Exercise goal - Reproduce the following material exactly, including every line.

Data supplied -
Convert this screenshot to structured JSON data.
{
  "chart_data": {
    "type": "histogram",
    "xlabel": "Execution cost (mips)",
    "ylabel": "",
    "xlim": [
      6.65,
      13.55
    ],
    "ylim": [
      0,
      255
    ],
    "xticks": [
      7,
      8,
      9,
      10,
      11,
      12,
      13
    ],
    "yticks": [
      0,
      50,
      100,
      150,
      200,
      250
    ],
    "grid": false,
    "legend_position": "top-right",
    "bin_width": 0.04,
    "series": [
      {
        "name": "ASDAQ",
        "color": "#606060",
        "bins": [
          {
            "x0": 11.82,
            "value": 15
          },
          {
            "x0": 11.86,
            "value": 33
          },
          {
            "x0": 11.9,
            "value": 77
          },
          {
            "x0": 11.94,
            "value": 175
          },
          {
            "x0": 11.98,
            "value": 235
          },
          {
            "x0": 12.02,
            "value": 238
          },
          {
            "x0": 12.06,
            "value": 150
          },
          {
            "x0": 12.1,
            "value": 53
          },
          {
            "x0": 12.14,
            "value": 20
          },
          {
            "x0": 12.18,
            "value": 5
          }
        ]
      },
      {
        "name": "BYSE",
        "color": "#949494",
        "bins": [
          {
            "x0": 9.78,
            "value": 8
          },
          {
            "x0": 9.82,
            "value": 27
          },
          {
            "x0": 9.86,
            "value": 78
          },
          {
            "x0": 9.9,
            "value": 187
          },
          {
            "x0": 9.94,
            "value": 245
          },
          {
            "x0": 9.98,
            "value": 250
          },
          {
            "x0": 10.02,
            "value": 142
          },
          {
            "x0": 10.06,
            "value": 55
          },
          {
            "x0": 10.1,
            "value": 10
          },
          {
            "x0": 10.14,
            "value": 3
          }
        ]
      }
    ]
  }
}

Task result -
Convert this screenshot to structured JSON data.
{
  "chart_data": {
    "type": "histogram",
    "xlabel": "Execution cost (mips)",
    "ylabel": "",
    "xlim": [
      6.65,
      13.55
    ],
    "ylim": [
      0,
      255
    ],
    "xticks": [
      7,
      8,
      9,
      10,
      11,
      12,
      13
    ],
    "yticks": [
      0,
      50,
      100,
      150,
      200,
      250
    ],
    "grid": false,
    "legend_position": "top-right",
    "bin_width": 0.04,
    "series": [
      {
        "name": "ASDAQ",
        "color": "#606060",
        "bins": [
          {
            "x0": 11.82,
            "value": 15
          },
          {
            "x0": 11.86,
            "value": 33
          },
          {
            "x0": 11.9,
            "value": 77
          },
          {
            "x0": 11.94,
            "value": 175
          },
          {
            "x0": 11.98,
            "value": 235
          },
          {
            "x0": 12.02,
            "value": 238
          },
          {
            "x0": 12.06,
            "value": 150
          },
          {
            "x0": 12.1,
            "value": 53
          },
          {
            "x0": 12.14,
            "value": 20
          },
          {
            "x0": 12.18,
            "value": 5
          }
        ]
      },
      {
        "name": "BYSE",
        "color": "#949494",
        "bins": [
          {
            "x0": 9.78,
            "value": 8
          },
          {
            "x0": 9.82,
            "value": 27
          },
          {
            "x0": 9.86,
            "value": 78
          },
          {
            "x0": 9.9,
            "value": 187
          },
          {
            "x0": 9.94,
            "value": 245
          },
          {
            "x0": 9.98,
            "value": 250
          },
          {
            "x0": 10.02,
            "value": 142
          },
          {
            "x0": 10.06,
            "value": 55
          },
          {
            "x0": 10.1,
            "value": 10
          },
          {
            "x0": 10.14,
            "value": 3
          }
        ]
      }
    ]
  }
}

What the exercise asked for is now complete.